** START Dataset extract **

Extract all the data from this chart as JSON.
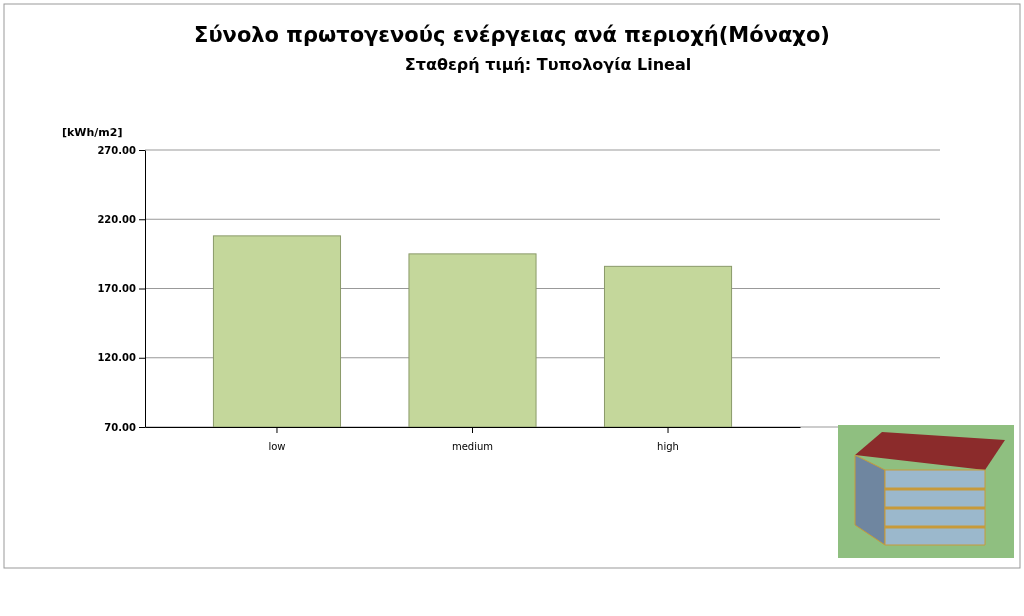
{
  "chart_data": {
    "type": "bar",
    "title": "Σύνολο πρωτογενούς ενέργειας ανά περιοχή(Μόναχο)",
    "subtitle": "Σταθερή τιμή: Τυπολογία Lineal",
    "ylabel": "[kWh/m2]",
    "categories": [
      "low",
      "medium",
      "high"
    ],
    "values": [
      208,
      195,
      186
    ],
    "color": "#c4d79b",
    "ylim": [
      70,
      270
    ],
    "yticks": [
      {
        "value": 70,
        "label": "70.00"
      },
      {
        "value": 120,
        "label": "120.00"
      },
      {
        "value": 170,
        "label": "170.00"
      },
      {
        "value": 220,
        "label": "220.00"
      },
      {
        "value": 270,
        "label": "270.00"
      }
    ],
    "grid": "y"
  }
}
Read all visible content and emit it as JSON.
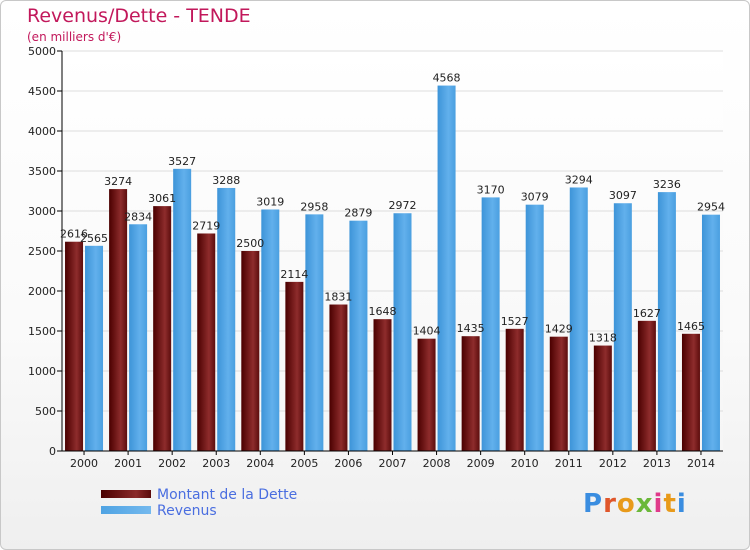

** END Dataset extract **

• **Stated goal**
Excluding the pictures, reproduce every entry exactly as given.

• **Answer to the exercise**
Extract all the data from this chart as JSON.
{
  "chart_data": {
    "type": "bar",
    "title": "Σύνολο πρωτογενούς ενέργειας ανά περιοχή(Μόναχο)",
    "subtitle": "Σταθερή τιμή: Τυπολογία Lineal",
    "ylabel": "[kWh/m2]",
    "categories": [
      "low",
      "medium",
      "high"
    ],
    "values": [
      208,
      195,
      186
    ],
    "color": "#c4d79b",
    "ylim": [
      70,
      270
    ],
    "yticks": [
      {
        "value": 70,
        "label": "70.00"
      },
      {
        "value": 120,
        "label": "120.00"
      },
      {
        "value": 170,
        "label": "170.00"
      },
      {
        "value": 220,
        "label": "220.00"
      },
      {
        "value": 270,
        "label": "270.00"
      }
    ],
    "grid": "y"
  }
}
Read all visible content and emit it as JSON.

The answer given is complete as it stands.